■ **Work to do**:
Extract every line of the material that holds the string "labels".
— Start —
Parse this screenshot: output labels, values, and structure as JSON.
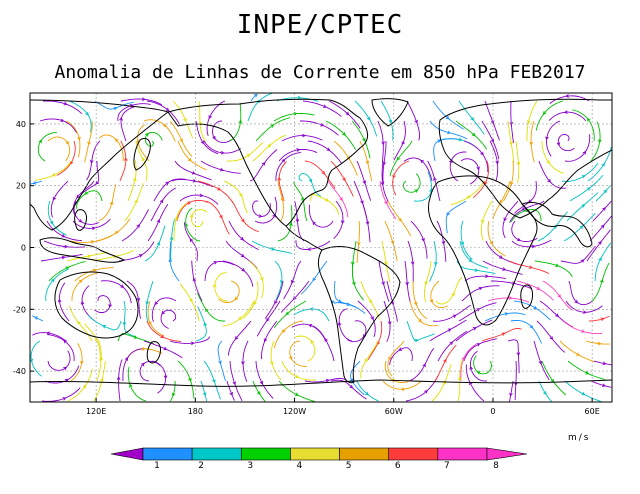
{
  "header": {
    "title": "INPE/CPTEC",
    "subtitle": "Anomalia de Linhas de Corrente em 850 hPa FEB2017"
  },
  "map": {
    "lat_ticks": [
      "40",
      "20",
      "0",
      "-20",
      "-40"
    ],
    "lon_ticks": [
      "120E",
      "180",
      "120W",
      "60W",
      "0",
      "60E"
    ],
    "streamline_colors": [
      "#8a00cc",
      "#1a8fff",
      "#00c0c0",
      "#00c000",
      "#e0e000",
      "#f0a000",
      "#ff3030",
      "#ff40c0"
    ]
  },
  "colorbar": {
    "units": "m/s",
    "labels": [
      "1",
      "2",
      "3",
      "4",
      "5",
      "6",
      "7",
      "8"
    ],
    "colors": [
      "#a000c8",
      "#1e90ff",
      "#00c8c8",
      "#00d000",
      "#e6dc32",
      "#e6a000",
      "#ff3c3c",
      "#ff32c8",
      "#a000c8"
    ]
  }
}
— End —
■ **Written answer**:
Parse this screenshot: output labels, values, and structure as JSON.
    "labels": [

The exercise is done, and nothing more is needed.